### [Dataset rows]
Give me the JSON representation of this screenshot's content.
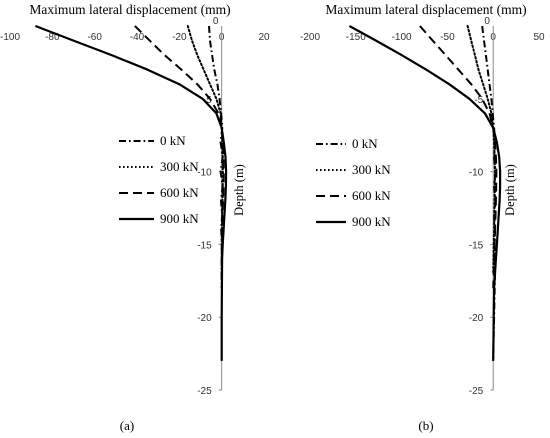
{
  "chart_data": [
    {
      "type": "line",
      "panel_label": "(a)",
      "xlabel": "Maximum lateral displacement (mm)",
      "ylabel": "Depth (m)",
      "xlim": [
        -100,
        20
      ],
      "ylim": [
        -25,
        0
      ],
      "x_ticks": [
        -100,
        -80,
        -60,
        -40,
        -20,
        0,
        20
      ],
      "y_ticks": [
        -5,
        -10,
        -15,
        -20,
        -25
      ],
      "x_axis_position": "top",
      "grid": false,
      "legend_position": "center-left",
      "series": [
        {
          "name": "0 kN",
          "style": "dash-dot",
          "x": [
            -6,
            -5.5,
            -4.5,
            -3.5,
            -2,
            -1,
            -0.2,
            0.3,
            -0.5,
            0.5,
            -0.5,
            0.5,
            -0.3,
            0.2,
            -0.2,
            0.1,
            0,
            0
          ],
          "y": [
            0,
            -1,
            -2,
            -3,
            -4,
            -5,
            -6,
            -7,
            -8,
            -9,
            -10,
            -11,
            -12,
            -13,
            -14,
            -15,
            -17,
            -18
          ]
        },
        {
          "name": "300 kN",
          "style": "dotted",
          "x": [
            -16,
            -14,
            -11.5,
            -8.5,
            -5.5,
            -2.5,
            -0.5,
            0,
            0.3,
            0.5,
            0.6,
            0.5,
            0.4,
            0.2,
            0.1,
            0,
            0
          ],
          "y": [
            0,
            -1,
            -2,
            -3,
            -4,
            -5,
            -6,
            -7,
            -8,
            -9,
            -10,
            -11,
            -12,
            -13,
            -14,
            -15,
            -17
          ]
        },
        {
          "name": "600 kN",
          "style": "dashed",
          "x": [
            -41,
            -34,
            -27,
            -19,
            -11.5,
            -5.5,
            -1.5,
            0,
            0.6,
            0.9,
            1,
            0.9,
            0.7,
            0.4,
            0.2,
            0.1,
            0,
            0
          ],
          "y": [
            0,
            -1,
            -2,
            -3,
            -4,
            -5,
            -6,
            -7,
            -8,
            -9,
            -10,
            -11,
            -12,
            -13,
            -14,
            -15,
            -17,
            -18
          ]
        },
        {
          "name": "900 kN",
          "style": "solid",
          "x": [
            -88,
            -70,
            -52,
            -35,
            -20,
            -9,
            -2.5,
            0,
            1,
            1.8,
            2.1,
            2,
            1.7,
            1.3,
            0.9,
            0.5,
            0.2,
            0.1,
            0,
            0
          ],
          "y": [
            0,
            -1,
            -2,
            -3,
            -4,
            -5,
            -6,
            -7,
            -8,
            -9,
            -10,
            -11,
            -12,
            -13,
            -14,
            -15,
            -16,
            -18,
            -20,
            -23
          ]
        }
      ]
    },
    {
      "type": "line",
      "panel_label": "(b)",
      "xlabel": "Maximum lateral displacement (mm)",
      "ylabel": "Depth (m)",
      "xlim": [
        -200,
        50
      ],
      "ylim": [
        -25,
        0
      ],
      "x_ticks": [
        -200,
        -150,
        -100,
        -50,
        0,
        50
      ],
      "y_ticks": [
        -5,
        -10,
        -15,
        -20,
        -25
      ],
      "x_axis_position": "top",
      "grid": false,
      "legend_position": "center-left",
      "series": [
        {
          "name": "0 kN",
          "style": "dash-dot",
          "x": [
            -12,
            -10,
            -8,
            -6,
            -4,
            -2,
            -0.5,
            1,
            2,
            1,
            2.5,
            1,
            2.5,
            1,
            2,
            1.5,
            2,
            1,
            0
          ],
          "y": [
            0,
            -1,
            -2,
            -3,
            -4,
            -5,
            -6,
            -7,
            -8,
            -9,
            -10,
            -11,
            -12,
            -13,
            -14,
            -15,
            -17,
            -20,
            -23
          ]
        },
        {
          "name": "300 kN",
          "style": "dotted",
          "x": [
            -28,
            -24,
            -20,
            -16,
            -11,
            -6,
            -2,
            0,
            1,
            1.5,
            2,
            1.8,
            1.5,
            1.2,
            1,
            0.5,
            0
          ],
          "y": [
            0,
            -1,
            -2,
            -3,
            -4,
            -5,
            -6,
            -7,
            -8,
            -9,
            -10,
            -11,
            -12,
            -13,
            -14,
            -15,
            -17
          ]
        },
        {
          "name": "600 kN",
          "style": "dashed",
          "x": [
            -80,
            -66,
            -52,
            -38,
            -24,
            -12,
            -4,
            0,
            2,
            3,
            3.5,
            3.3,
            3,
            2.5,
            2,
            1.5,
            1,
            0.5,
            0
          ],
          "y": [
            0,
            -1,
            -2,
            -3,
            -4,
            -5,
            -6,
            -7,
            -8,
            -9,
            -10,
            -11,
            -12,
            -13,
            -14,
            -15,
            -16,
            -17,
            -18
          ]
        },
        {
          "name": "900 kN",
          "style": "solid",
          "x": [
            -157,
            -128,
            -100,
            -73,
            -48,
            -26,
            -9,
            0,
            4,
            6.5,
            7.5,
            7.5,
            7,
            6,
            5,
            4,
            3,
            2,
            1,
            0.5,
            0
          ],
          "y": [
            0,
            -1,
            -2,
            -3,
            -4,
            -5,
            -6,
            -7,
            -8,
            -9,
            -10,
            -11,
            -12,
            -13,
            -14,
            -15,
            -16,
            -17,
            -18,
            -20,
            -23
          ]
        }
      ]
    }
  ]
}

### [Aim]
Leave the pictures out and output the rest of the listing exactly.

### [Problem solution]
Give me the JSON representation of this screenshot's content.
{
  "chart_data": [
    {
      "type": "line",
      "panel_label": "(a)",
      "xlabel": "Maximum lateral displacement (mm)",
      "ylabel": "Depth (m)",
      "xlim": [
        -100,
        20
      ],
      "ylim": [
        -25,
        0
      ],
      "x_ticks": [
        -100,
        -80,
        -60,
        -40,
        -20,
        0,
        20
      ],
      "y_ticks": [
        -5,
        -10,
        -15,
        -20,
        -25
      ],
      "x_axis_position": "top",
      "grid": false,
      "legend_position": "center-left",
      "series": [
        {
          "name": "0 kN",
          "style": "dash-dot",
          "x": [
            -6,
            -5.5,
            -4.5,
            -3.5,
            -2,
            -1,
            -0.2,
            0.3,
            -0.5,
            0.5,
            -0.5,
            0.5,
            -0.3,
            0.2,
            -0.2,
            0.1,
            0,
            0
          ],
          "y": [
            0,
            -1,
            -2,
            -3,
            -4,
            -5,
            -6,
            -7,
            -8,
            -9,
            -10,
            -11,
            -12,
            -13,
            -14,
            -15,
            -17,
            -18
          ]
        },
        {
          "name": "300 kN",
          "style": "dotted",
          "x": [
            -16,
            -14,
            -11.5,
            -8.5,
            -5.5,
            -2.5,
            -0.5,
            0,
            0.3,
            0.5,
            0.6,
            0.5,
            0.4,
            0.2,
            0.1,
            0,
            0
          ],
          "y": [
            0,
            -1,
            -2,
            -3,
            -4,
            -5,
            -6,
            -7,
            -8,
            -9,
            -10,
            -11,
            -12,
            -13,
            -14,
            -15,
            -17
          ]
        },
        {
          "name": "600 kN",
          "style": "dashed",
          "x": [
            -41,
            -34,
            -27,
            -19,
            -11.5,
            -5.5,
            -1.5,
            0,
            0.6,
            0.9,
            1,
            0.9,
            0.7,
            0.4,
            0.2,
            0.1,
            0,
            0
          ],
          "y": [
            0,
            -1,
            -2,
            -3,
            -4,
            -5,
            -6,
            -7,
            -8,
            -9,
            -10,
            -11,
            -12,
            -13,
            -14,
            -15,
            -17,
            -18
          ]
        },
        {
          "name": "900 kN",
          "style": "solid",
          "x": [
            -88,
            -70,
            -52,
            -35,
            -20,
            -9,
            -2.5,
            0,
            1,
            1.8,
            2.1,
            2,
            1.7,
            1.3,
            0.9,
            0.5,
            0.2,
            0.1,
            0,
            0
          ],
          "y": [
            0,
            -1,
            -2,
            -3,
            -4,
            -5,
            -6,
            -7,
            -8,
            -9,
            -10,
            -11,
            -12,
            -13,
            -14,
            -15,
            -16,
            -18,
            -20,
            -23
          ]
        }
      ]
    },
    {
      "type": "line",
      "panel_label": "(b)",
      "xlabel": "Maximum lateral displacement (mm)",
      "ylabel": "Depth (m)",
      "xlim": [
        -200,
        50
      ],
      "ylim": [
        -25,
        0
      ],
      "x_ticks": [
        -200,
        -150,
        -100,
        -50,
        0,
        50
      ],
      "y_ticks": [
        -5,
        -10,
        -15,
        -20,
        -25
      ],
      "x_axis_position": "top",
      "grid": false,
      "legend_position": "center-left",
      "series": [
        {
          "name": "0 kN",
          "style": "dash-dot",
          "x": [
            -12,
            -10,
            -8,
            -6,
            -4,
            -2,
            -0.5,
            1,
            2,
            1,
            2.5,
            1,
            2.5,
            1,
            2,
            1.5,
            2,
            1,
            0
          ],
          "y": [
            0,
            -1,
            -2,
            -3,
            -4,
            -5,
            -6,
            -7,
            -8,
            -9,
            -10,
            -11,
            -12,
            -13,
            -14,
            -15,
            -17,
            -20,
            -23
          ]
        },
        {
          "name": "300 kN",
          "style": "dotted",
          "x": [
            -28,
            -24,
            -20,
            -16,
            -11,
            -6,
            -2,
            0,
            1,
            1.5,
            2,
            1.8,
            1.5,
            1.2,
            1,
            0.5,
            0
          ],
          "y": [
            0,
            -1,
            -2,
            -3,
            -4,
            -5,
            -6,
            -7,
            -8,
            -9,
            -10,
            -11,
            -12,
            -13,
            -14,
            -15,
            -17
          ]
        },
        {
          "name": "600 kN",
          "style": "dashed",
          "x": [
            -80,
            -66,
            -52,
            -38,
            -24,
            -12,
            -4,
            0,
            2,
            3,
            3.5,
            3.3,
            3,
            2.5,
            2,
            1.5,
            1,
            0.5,
            0
          ],
          "y": [
            0,
            -1,
            -2,
            -3,
            -4,
            -5,
            -6,
            -7,
            -8,
            -9,
            -10,
            -11,
            -12,
            -13,
            -14,
            -15,
            -16,
            -17,
            -18
          ]
        },
        {
          "name": "900 kN",
          "style": "solid",
          "x": [
            -157,
            -128,
            -100,
            -73,
            -48,
            -26,
            -9,
            0,
            4,
            6.5,
            7.5,
            7.5,
            7,
            6,
            5,
            4,
            3,
            2,
            1,
            0.5,
            0
          ],
          "y": [
            0,
            -1,
            -2,
            -3,
            -4,
            -5,
            -6,
            -7,
            -8,
            -9,
            -10,
            -11,
            -12,
            -13,
            -14,
            -15,
            -16,
            -17,
            -18,
            -20,
            -23
          ]
        }
      ]
    }
  ]
}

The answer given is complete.